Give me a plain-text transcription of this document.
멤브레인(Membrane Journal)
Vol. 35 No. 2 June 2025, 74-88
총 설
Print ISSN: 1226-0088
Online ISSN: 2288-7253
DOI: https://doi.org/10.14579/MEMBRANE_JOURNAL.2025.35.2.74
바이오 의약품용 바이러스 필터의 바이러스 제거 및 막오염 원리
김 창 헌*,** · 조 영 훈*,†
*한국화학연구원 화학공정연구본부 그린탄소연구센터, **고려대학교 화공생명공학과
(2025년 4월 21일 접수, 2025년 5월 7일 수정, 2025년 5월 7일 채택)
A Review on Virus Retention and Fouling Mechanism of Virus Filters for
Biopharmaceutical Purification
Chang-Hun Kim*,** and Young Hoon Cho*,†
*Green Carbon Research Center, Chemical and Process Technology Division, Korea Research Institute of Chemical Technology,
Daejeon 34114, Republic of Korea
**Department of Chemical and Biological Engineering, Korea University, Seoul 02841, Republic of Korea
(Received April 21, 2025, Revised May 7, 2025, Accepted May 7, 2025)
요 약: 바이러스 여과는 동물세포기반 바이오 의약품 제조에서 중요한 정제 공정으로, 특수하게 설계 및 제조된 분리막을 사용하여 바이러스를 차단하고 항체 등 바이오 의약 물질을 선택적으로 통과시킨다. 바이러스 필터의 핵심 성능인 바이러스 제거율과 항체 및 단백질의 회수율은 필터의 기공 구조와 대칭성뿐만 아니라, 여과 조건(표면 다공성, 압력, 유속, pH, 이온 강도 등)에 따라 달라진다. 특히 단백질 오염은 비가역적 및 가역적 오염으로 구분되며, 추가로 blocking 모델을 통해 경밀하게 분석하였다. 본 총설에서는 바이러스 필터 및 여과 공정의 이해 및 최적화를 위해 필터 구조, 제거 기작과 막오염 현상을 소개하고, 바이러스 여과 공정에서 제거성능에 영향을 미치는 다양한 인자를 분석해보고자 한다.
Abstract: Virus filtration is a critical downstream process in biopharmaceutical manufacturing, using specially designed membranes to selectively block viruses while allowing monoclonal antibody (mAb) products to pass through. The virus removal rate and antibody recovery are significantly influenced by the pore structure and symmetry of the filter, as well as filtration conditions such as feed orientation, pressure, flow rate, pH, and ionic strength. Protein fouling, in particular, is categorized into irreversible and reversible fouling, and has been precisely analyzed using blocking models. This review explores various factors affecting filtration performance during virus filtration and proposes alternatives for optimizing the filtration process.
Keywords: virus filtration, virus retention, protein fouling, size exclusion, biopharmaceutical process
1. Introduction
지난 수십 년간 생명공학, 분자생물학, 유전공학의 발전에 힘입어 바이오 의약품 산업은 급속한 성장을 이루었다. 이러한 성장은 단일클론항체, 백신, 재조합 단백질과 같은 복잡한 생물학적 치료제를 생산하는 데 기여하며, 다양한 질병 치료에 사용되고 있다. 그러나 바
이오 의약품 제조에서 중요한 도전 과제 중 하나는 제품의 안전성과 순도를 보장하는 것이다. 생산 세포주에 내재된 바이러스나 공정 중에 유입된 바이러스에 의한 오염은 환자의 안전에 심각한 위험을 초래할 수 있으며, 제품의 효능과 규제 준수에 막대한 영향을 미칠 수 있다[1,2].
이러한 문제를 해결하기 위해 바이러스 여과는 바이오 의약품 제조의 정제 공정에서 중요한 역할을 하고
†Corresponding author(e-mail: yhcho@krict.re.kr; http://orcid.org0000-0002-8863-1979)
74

— Assignment —
Report how many lines of the data hold the string "Korea"; give only the number.

— Answer to the problem —
3